[TASK GOAL]
Report all lines from the entries below in which "file" appears.
** Begin STORED RECORDS **
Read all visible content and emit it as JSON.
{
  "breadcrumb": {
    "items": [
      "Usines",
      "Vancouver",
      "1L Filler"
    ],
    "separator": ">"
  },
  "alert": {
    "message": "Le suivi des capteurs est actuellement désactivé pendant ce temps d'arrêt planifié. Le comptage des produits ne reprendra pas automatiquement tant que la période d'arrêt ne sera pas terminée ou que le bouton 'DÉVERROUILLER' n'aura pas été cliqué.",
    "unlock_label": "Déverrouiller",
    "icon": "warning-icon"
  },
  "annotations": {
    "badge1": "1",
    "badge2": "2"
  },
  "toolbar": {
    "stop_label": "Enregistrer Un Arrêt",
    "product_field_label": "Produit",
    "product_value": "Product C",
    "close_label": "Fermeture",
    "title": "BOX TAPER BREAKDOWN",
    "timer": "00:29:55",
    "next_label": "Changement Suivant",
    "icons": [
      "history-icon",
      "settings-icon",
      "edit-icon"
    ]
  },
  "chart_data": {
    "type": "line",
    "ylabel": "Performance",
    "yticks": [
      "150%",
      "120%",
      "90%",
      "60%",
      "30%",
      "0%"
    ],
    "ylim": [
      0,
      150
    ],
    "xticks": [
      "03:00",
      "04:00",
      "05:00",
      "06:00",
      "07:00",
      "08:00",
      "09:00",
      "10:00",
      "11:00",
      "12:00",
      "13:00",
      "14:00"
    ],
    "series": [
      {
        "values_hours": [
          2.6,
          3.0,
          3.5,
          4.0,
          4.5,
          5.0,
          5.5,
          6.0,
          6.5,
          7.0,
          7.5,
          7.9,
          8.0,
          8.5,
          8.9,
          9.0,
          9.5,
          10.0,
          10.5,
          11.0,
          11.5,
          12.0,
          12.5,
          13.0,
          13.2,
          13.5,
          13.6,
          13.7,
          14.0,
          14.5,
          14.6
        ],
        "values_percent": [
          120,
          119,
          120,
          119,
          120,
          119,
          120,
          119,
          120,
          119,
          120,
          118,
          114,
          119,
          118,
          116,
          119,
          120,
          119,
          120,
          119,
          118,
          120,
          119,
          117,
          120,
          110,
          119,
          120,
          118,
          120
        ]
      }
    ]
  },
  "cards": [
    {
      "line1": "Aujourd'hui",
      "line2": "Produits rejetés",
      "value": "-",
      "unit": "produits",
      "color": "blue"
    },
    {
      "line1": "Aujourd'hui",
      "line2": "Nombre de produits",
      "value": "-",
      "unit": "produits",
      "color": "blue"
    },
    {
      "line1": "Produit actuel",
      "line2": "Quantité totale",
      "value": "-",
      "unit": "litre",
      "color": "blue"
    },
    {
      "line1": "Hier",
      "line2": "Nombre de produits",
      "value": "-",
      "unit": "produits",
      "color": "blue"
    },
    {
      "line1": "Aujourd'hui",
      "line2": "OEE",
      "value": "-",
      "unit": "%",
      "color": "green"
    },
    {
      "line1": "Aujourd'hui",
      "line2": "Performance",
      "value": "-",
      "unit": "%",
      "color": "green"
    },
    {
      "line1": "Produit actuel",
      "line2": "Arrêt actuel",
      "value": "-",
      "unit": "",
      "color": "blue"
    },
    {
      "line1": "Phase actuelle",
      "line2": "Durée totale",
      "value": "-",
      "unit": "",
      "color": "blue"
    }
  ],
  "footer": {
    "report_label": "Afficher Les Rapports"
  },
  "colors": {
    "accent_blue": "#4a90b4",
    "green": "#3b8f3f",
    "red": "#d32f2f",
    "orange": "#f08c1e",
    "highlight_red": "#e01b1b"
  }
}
** End STORED RECORDS **
** Begin STORED RECORDS **
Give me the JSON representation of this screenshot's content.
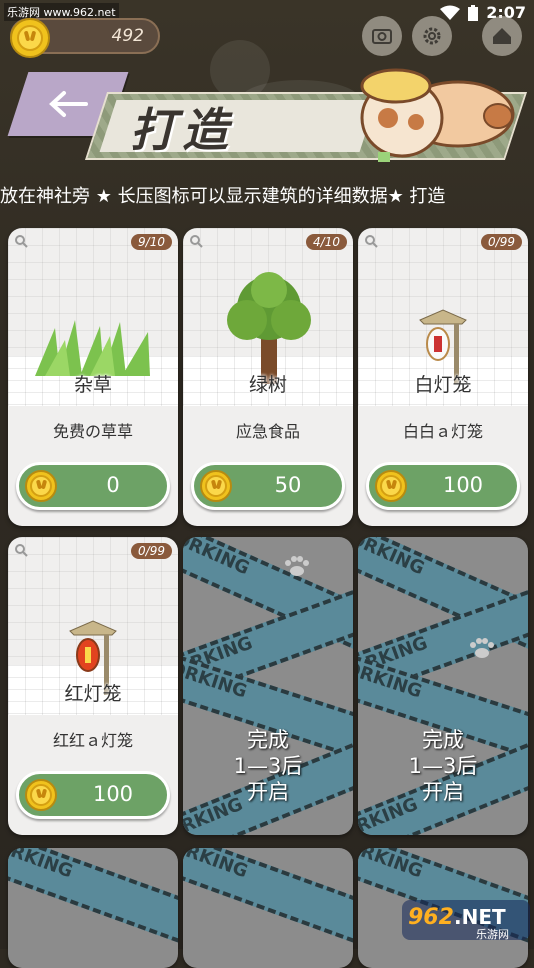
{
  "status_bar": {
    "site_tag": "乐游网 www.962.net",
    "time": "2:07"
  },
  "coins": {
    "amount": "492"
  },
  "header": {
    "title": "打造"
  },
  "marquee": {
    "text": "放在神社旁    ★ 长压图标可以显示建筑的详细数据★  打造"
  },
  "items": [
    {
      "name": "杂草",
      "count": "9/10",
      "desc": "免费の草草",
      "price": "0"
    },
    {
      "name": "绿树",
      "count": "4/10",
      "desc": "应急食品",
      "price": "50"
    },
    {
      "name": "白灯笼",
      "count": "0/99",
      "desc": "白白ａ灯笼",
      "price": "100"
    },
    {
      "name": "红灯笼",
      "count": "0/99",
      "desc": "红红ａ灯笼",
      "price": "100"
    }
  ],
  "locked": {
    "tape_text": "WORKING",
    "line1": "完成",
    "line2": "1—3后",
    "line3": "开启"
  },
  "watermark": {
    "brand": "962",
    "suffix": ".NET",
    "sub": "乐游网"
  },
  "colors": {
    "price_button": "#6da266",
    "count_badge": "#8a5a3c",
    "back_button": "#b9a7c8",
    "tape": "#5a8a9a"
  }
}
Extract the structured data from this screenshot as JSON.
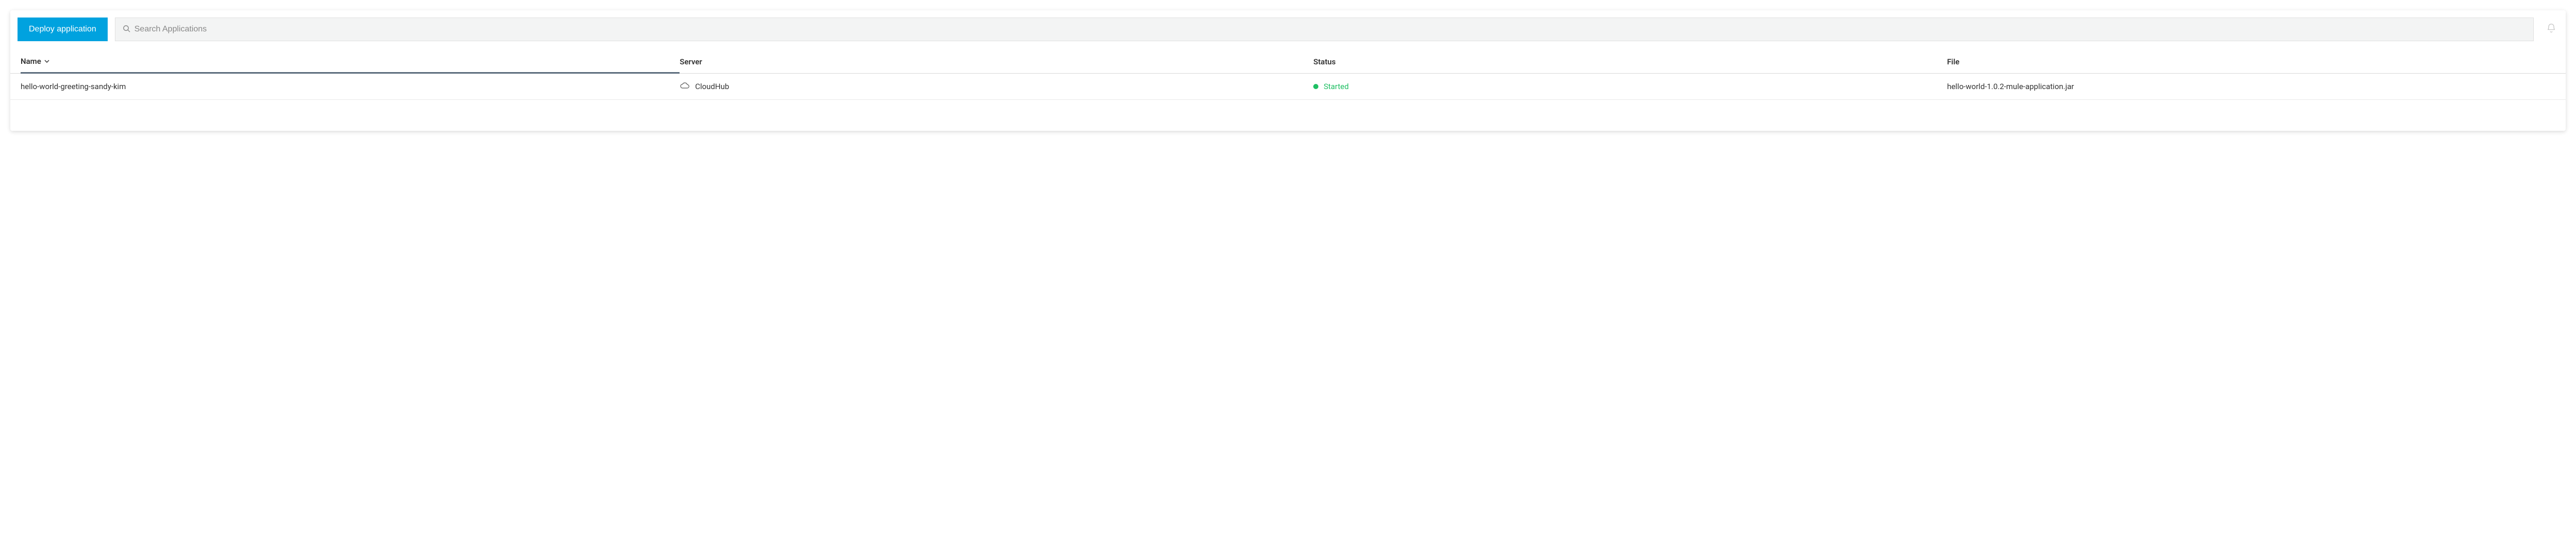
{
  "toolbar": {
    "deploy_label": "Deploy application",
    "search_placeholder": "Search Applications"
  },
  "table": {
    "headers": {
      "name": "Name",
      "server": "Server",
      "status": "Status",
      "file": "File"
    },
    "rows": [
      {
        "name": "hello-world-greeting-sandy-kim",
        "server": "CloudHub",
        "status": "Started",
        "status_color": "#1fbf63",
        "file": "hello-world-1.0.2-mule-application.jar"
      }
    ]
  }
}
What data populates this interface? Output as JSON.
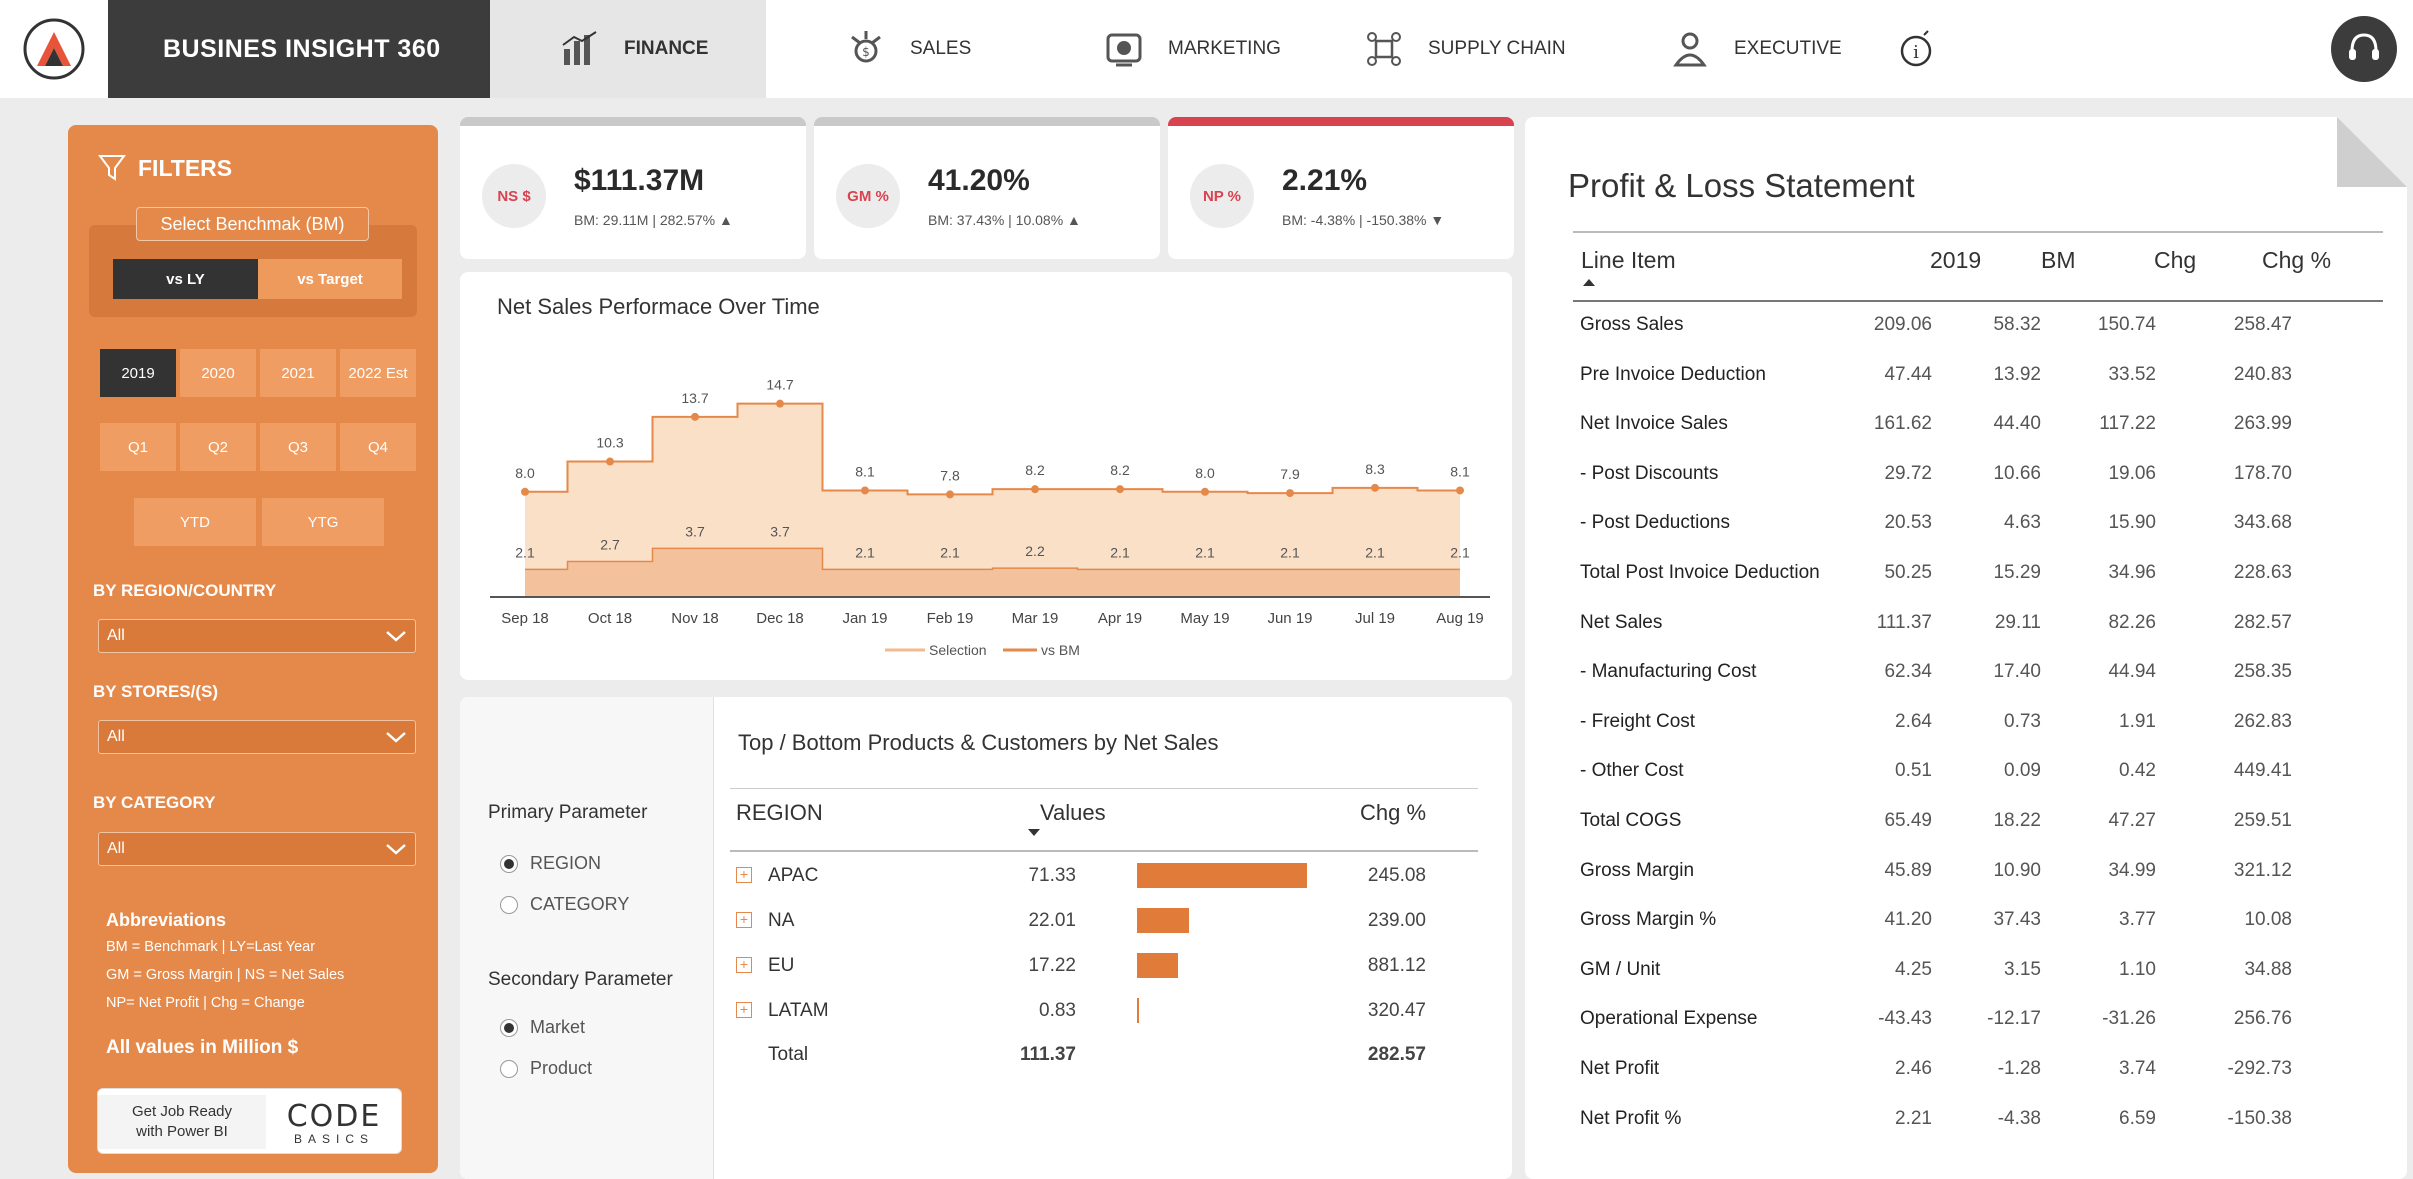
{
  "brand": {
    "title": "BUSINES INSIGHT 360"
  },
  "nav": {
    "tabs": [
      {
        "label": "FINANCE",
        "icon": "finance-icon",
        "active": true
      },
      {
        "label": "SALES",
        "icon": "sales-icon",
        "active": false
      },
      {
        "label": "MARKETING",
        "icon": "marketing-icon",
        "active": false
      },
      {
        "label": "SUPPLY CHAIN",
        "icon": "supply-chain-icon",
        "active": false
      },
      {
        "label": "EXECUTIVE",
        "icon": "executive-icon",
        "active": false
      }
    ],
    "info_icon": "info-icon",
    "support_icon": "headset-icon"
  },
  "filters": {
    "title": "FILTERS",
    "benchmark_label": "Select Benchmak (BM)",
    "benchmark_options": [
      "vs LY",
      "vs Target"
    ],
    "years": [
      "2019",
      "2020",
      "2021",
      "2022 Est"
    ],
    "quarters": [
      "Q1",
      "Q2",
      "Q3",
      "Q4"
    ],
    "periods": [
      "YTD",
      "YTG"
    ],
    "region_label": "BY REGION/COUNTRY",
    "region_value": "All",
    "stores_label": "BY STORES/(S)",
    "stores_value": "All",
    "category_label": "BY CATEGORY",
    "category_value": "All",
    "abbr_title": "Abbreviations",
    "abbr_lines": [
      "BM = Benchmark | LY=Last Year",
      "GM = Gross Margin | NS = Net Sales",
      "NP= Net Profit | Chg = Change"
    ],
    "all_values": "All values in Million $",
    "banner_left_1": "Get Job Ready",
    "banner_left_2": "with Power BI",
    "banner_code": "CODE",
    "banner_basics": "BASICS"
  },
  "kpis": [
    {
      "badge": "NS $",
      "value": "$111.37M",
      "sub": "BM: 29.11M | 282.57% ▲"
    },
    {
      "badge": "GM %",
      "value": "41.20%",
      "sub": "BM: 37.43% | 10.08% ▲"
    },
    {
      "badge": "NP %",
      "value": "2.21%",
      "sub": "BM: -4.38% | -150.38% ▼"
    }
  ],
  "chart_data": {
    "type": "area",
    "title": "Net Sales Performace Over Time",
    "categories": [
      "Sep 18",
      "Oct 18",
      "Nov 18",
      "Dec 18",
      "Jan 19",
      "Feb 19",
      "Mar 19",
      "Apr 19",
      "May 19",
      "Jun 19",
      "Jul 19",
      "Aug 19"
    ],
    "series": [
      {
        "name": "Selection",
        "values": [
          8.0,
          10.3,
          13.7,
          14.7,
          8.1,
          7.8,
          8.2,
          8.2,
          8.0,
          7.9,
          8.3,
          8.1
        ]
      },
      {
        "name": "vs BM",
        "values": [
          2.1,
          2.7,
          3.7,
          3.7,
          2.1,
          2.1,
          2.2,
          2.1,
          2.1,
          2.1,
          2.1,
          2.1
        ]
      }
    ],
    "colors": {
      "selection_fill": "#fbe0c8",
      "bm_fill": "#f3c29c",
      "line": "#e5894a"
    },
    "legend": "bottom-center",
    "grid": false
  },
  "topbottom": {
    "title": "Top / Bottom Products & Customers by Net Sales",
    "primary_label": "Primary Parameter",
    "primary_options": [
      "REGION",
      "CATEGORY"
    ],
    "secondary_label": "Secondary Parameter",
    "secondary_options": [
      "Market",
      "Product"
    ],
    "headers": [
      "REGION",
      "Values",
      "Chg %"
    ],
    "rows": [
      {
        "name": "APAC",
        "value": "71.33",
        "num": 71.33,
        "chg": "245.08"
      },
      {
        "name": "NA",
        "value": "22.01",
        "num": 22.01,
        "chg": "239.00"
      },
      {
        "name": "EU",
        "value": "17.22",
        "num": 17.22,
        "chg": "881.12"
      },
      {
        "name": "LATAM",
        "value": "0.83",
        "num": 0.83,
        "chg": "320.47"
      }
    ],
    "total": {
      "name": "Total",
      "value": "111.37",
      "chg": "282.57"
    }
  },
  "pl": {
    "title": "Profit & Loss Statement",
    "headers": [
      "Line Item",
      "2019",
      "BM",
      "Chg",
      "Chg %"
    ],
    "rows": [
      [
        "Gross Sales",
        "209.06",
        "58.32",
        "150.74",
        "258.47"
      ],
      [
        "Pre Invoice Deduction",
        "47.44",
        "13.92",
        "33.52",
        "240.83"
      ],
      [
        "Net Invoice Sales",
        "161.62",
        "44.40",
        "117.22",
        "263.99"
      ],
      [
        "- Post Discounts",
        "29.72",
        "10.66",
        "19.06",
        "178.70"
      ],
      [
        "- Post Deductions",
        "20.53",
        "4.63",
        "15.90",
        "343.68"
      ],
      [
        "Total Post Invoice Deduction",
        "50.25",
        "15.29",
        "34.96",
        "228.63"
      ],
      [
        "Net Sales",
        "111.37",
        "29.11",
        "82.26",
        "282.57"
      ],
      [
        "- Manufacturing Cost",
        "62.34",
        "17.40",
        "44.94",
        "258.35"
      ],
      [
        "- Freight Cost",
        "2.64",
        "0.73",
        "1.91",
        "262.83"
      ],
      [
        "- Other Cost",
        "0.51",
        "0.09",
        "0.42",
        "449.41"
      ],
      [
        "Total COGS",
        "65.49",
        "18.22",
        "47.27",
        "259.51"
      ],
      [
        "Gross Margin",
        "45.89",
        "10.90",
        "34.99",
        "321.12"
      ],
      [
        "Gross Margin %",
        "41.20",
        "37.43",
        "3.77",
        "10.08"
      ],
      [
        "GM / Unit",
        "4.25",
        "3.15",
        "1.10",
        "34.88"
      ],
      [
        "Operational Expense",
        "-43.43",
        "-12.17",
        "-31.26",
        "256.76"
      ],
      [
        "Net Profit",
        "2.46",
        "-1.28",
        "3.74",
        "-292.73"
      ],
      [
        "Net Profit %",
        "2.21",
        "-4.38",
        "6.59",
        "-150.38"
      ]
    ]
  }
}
** End STORED RECORDS **
[SOLUTION FOR THIS TASK]
      "file": "File"
        "file": "hello-world-1.0.2-mule-application.jar"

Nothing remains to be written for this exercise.